» Required task
Show all lines holding "this".

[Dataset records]
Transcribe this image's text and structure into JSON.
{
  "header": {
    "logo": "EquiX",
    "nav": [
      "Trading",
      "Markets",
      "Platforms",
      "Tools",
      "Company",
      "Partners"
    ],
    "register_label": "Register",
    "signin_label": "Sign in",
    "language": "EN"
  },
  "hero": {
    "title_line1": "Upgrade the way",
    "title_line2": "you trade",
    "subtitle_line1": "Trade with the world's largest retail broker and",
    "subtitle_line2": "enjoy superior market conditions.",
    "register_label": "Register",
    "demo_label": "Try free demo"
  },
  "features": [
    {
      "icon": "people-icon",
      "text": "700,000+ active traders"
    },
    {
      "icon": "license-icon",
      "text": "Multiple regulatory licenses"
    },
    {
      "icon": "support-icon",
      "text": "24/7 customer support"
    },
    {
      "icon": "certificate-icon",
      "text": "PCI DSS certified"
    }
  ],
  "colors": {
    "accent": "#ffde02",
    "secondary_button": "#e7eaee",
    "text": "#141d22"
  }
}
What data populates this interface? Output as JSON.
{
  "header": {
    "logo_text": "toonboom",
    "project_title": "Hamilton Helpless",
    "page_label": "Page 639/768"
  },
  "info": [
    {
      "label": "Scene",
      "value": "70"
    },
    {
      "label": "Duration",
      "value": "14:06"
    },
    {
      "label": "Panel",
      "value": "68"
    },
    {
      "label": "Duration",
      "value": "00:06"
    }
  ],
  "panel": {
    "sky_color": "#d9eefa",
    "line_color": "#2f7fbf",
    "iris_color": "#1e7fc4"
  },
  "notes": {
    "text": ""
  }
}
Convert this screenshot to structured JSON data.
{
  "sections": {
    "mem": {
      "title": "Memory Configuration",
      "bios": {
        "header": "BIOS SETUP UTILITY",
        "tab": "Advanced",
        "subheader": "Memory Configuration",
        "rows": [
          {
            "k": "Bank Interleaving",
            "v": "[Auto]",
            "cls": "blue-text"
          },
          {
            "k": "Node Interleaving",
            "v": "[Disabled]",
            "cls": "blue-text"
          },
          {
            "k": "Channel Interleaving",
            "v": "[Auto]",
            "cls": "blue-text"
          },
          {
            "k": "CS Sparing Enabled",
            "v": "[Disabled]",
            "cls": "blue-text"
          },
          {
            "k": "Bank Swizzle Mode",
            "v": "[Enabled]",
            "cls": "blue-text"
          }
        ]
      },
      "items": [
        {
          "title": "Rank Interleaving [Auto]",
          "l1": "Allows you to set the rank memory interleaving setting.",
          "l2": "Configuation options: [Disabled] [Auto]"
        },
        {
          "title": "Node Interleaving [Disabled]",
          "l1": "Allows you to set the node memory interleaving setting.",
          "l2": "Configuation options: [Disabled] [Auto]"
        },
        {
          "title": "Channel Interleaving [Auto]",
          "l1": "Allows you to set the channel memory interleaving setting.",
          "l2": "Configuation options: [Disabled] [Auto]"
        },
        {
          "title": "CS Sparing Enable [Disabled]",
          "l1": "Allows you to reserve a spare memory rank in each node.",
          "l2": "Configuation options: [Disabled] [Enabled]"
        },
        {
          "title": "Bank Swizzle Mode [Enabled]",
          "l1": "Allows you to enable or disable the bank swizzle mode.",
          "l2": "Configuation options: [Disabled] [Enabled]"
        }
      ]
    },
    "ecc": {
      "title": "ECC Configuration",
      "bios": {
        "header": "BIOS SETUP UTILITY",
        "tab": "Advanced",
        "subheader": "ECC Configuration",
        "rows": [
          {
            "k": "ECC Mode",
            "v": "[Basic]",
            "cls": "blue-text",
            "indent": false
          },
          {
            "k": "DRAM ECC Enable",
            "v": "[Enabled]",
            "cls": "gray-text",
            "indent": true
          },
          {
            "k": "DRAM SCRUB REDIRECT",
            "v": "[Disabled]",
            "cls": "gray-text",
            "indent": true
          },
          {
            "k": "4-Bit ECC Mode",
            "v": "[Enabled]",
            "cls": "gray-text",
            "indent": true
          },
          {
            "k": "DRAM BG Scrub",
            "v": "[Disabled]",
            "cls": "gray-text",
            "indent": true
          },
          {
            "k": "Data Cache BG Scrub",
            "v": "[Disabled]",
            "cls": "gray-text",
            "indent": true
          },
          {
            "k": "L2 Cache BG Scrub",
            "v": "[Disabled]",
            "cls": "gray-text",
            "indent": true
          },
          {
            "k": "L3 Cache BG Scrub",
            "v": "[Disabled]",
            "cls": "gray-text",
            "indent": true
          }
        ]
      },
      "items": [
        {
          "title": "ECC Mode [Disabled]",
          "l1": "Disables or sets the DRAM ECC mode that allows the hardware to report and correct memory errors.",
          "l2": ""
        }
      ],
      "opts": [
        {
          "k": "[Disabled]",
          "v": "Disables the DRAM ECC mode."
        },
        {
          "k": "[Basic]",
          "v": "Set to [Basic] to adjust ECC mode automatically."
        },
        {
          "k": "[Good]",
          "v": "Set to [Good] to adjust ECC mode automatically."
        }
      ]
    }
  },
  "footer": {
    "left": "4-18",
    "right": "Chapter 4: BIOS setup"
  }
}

» Answer to the problem
Transcribe this image's text and structure into JSON.
What data populates this interface? Output as JSON.
Convert this screenshot to structured JSON data.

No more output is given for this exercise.